### What the task requires
Tally the lines holding "this" and state only that figure.

### Records for the task
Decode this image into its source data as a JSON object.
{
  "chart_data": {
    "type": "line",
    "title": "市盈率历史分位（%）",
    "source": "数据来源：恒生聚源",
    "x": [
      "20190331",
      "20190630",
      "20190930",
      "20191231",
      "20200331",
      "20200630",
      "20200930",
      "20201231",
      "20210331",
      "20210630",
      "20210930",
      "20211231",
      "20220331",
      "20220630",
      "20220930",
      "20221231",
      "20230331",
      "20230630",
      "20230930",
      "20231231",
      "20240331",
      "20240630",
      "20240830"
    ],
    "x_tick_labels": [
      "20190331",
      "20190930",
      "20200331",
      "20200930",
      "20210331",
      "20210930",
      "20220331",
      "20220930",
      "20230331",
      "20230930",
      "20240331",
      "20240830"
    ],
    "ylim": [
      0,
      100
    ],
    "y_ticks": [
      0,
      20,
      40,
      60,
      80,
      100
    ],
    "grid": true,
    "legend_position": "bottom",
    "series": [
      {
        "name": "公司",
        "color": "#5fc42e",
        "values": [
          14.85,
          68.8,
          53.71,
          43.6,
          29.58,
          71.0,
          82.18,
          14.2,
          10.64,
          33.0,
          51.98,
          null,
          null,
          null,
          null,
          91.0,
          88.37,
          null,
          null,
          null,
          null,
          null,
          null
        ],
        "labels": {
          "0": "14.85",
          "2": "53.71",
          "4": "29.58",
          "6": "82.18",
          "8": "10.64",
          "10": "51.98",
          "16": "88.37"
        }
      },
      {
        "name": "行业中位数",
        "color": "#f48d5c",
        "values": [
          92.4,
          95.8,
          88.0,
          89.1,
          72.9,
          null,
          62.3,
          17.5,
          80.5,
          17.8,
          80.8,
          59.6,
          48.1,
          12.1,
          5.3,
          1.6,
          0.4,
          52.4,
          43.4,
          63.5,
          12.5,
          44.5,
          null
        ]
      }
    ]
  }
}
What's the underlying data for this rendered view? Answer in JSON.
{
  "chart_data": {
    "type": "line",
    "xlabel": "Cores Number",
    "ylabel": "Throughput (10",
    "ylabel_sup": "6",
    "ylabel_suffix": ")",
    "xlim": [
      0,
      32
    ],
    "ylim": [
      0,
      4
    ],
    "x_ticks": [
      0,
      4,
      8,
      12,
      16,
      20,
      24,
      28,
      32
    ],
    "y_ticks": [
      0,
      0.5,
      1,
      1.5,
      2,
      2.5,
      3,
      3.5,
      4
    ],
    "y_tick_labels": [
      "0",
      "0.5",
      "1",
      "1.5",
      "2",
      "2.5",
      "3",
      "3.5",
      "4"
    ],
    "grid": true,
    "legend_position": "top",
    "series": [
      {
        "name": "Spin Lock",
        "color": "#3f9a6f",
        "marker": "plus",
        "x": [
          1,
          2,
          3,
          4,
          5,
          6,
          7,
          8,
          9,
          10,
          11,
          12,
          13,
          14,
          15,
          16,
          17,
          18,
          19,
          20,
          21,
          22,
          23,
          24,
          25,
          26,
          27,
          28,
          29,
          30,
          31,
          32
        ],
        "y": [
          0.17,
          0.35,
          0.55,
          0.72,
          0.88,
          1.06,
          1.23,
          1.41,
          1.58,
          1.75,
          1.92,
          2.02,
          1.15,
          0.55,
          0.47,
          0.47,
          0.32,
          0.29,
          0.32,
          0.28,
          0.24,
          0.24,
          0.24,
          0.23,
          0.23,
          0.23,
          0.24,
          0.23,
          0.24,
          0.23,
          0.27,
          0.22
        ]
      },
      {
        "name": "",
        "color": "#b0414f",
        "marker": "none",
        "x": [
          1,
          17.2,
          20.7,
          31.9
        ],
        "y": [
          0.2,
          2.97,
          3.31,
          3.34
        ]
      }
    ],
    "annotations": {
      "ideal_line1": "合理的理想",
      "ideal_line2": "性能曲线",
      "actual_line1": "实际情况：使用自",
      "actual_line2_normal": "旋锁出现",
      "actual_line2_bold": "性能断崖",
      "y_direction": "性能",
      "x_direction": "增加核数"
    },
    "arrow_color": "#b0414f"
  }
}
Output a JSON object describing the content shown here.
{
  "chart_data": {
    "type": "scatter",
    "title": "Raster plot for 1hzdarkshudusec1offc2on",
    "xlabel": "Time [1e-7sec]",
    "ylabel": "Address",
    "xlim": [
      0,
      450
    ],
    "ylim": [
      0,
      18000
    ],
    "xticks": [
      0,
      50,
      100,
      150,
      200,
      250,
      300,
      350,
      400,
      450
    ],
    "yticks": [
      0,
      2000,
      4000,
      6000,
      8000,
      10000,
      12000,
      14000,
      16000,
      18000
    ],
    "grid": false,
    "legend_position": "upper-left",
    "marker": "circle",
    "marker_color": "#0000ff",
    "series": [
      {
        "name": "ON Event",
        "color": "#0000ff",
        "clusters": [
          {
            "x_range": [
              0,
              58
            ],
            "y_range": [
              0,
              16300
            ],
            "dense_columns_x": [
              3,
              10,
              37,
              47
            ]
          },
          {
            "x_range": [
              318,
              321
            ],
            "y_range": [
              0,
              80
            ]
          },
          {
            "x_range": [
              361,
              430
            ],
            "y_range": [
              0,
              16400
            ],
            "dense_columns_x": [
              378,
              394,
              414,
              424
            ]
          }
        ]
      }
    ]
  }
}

### Written response
2